--- start of Data extract ---
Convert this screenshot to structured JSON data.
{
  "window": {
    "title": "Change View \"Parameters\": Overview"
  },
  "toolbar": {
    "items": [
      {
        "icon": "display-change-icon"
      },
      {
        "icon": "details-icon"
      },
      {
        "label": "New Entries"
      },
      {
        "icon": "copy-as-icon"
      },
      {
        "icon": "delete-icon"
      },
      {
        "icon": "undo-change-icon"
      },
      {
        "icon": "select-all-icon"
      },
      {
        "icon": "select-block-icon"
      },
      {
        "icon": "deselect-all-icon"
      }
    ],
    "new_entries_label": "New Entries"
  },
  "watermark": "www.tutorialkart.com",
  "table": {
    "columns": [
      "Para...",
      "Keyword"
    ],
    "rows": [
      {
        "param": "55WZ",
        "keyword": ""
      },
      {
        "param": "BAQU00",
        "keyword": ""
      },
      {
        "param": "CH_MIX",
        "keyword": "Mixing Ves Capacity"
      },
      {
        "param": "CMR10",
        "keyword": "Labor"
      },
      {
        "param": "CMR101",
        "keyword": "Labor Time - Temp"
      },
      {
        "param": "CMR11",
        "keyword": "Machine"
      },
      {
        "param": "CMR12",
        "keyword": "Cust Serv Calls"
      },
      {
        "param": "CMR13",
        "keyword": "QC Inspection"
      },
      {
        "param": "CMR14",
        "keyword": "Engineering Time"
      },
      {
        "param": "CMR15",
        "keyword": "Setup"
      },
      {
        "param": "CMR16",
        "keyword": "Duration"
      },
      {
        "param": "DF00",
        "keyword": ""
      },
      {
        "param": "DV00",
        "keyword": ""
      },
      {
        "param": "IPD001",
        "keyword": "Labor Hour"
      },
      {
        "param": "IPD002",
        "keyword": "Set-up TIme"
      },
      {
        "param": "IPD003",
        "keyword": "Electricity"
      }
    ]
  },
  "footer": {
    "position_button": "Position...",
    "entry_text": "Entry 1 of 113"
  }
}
--- end of Data extract ---
Task brief>
Filter the records above and return every line that holds the word "icon".

Complete answer>
        "icon": "display-change-icon"
        "icon": "details-icon"
        "icon": "copy-as-icon"
        "icon": "delete-icon"
        "icon": "undo-change-icon"
        "icon": "select-all-icon"
        "icon": "select-block-icon"
        "icon": "deselect-all-icon"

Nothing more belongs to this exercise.